§ **GOAL**
Only lines holding the word "ΚΛΕΙΣΤΟ" should be copied from the material.

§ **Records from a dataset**
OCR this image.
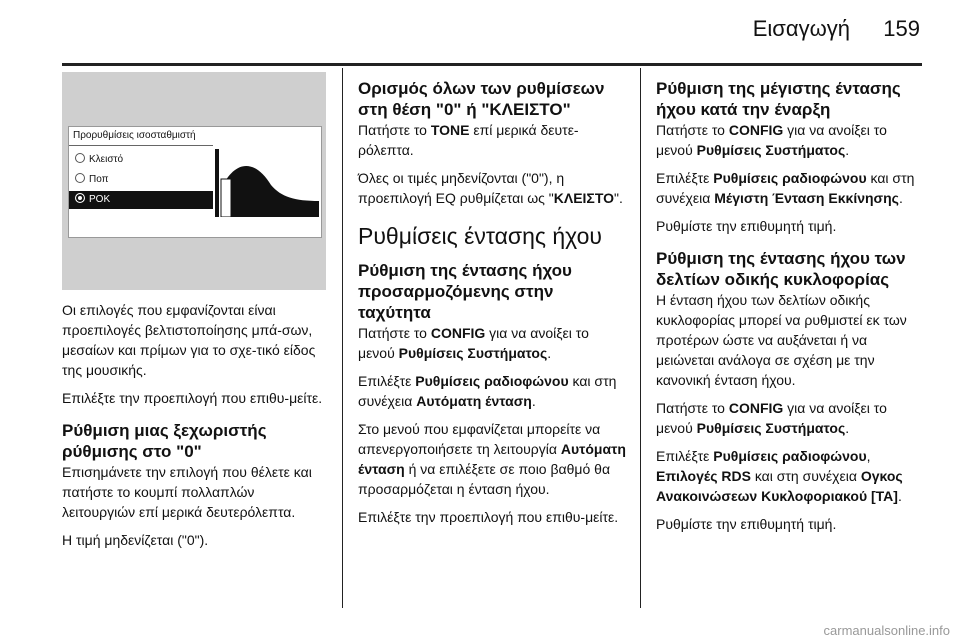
Εισαγωγή 159
Προρυθμίσεις ισοσταθμιστή
Κλειστό
Ποπ
POK

Οι επιλογές που εμφανίζονται είναι προεπιλογές βελτιστοποίησης μπά-σων, μεσαίων και πρίμων για το σχε-τικό είδος της μουσικής.

Επιλέξτε την προεπιλογή που επιθυ-μείτε.

Ρύθμιση μιας ξεχωριστής ρύθμισης στο "0"

Επισημάνετε την επιλογή που θέλετε και πατήστε το κουμπί πολλαπλών λειτουργιών επί μερικά δευτερόλεπτα.

Η τιμή μηδενίζεται ("0").

Ορισμός όλων των ρυθμίσεων στη θέση "0" ή "ΚΛΕΙΣΤΟ"

Πατήστε το TONE επί μερικά δευτε-ρόλεπτα.

Όλες οι τιμές μηδενίζονται ("0"), η προεπιλογή EQ ρυθμίζεται ως "ΚΛΕΙΣΤΟ".

Ρυθμίσεις έντασης ήχου
Ρύθμιση της έντασης ήχου προσαρμοζόμενης στην ταχύτητα

Πατήστε το CONFIG για να ανοίξει το μενού Ρυθμίσεις Συστήματος.

Επιλέξτε Ρυθμίσεις ραδιοφώνου και στη συνέχεια Αυτόματη ένταση.

Στο μενού που εμφανίζεται μπορείτε να απενεργοποιήσετε τη λειτουργία Αυτόματη ένταση ή να επιλέξετε σε ποιο βαθμό θα προσαρμόζεται η ένταση ήχου.

Επιλέξτε την προεπιλογή που επιθυ-μείτε.

Ρύθμιση της μέγιστης έντασης ήχου κατά την έναρξη

Πατήστε το CONFIG για να ανοίξει το μενού Ρυθμίσεις Συστήματος.

Επιλέξτε Ρυθμίσεις ραδιοφώνου και στη συνέχεια Μέγιστη Ένταση Εκκίνησης.

Ρυθμίστε την επιθυμητή τιμή.

Ρύθμιση της έντασης ήχου των δελτίων οδικής κυκλοφορίας

Η ένταση ήχου των δελτίων οδικής κυκλοφορίας μπορεί να ρυθμιστεί εκ των προτέρων ώστε να αυξάνεται ή να μειώνεται ανάλογα σε σχέση με την κανονική ένταση ήχου.

Πατήστε το CONFIG για να ανοίξει το μενού Ρυθμίσεις Συστήματος.

Επιλέξτε Ρυθμίσεις ραδιοφώνου, Επιλογές RDS και στη συνέχεια Ογκος Ανακοινώσεων Κυκλοφοριακού [TA].

Ρυθμίστε την επιθυμητή τιμή.

carmanualsonline.info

§ **FINISHED ANSWER**
Ορισμός όλων των ρυθμίσεων στη θέση "0" ή "ΚΛΕΙΣΤΟ"
Όλες οι τιμές μηδενίζονται ("0"), η προεπιλογή EQ ρυθμίζεται ως "ΚΛΕΙΣΤΟ".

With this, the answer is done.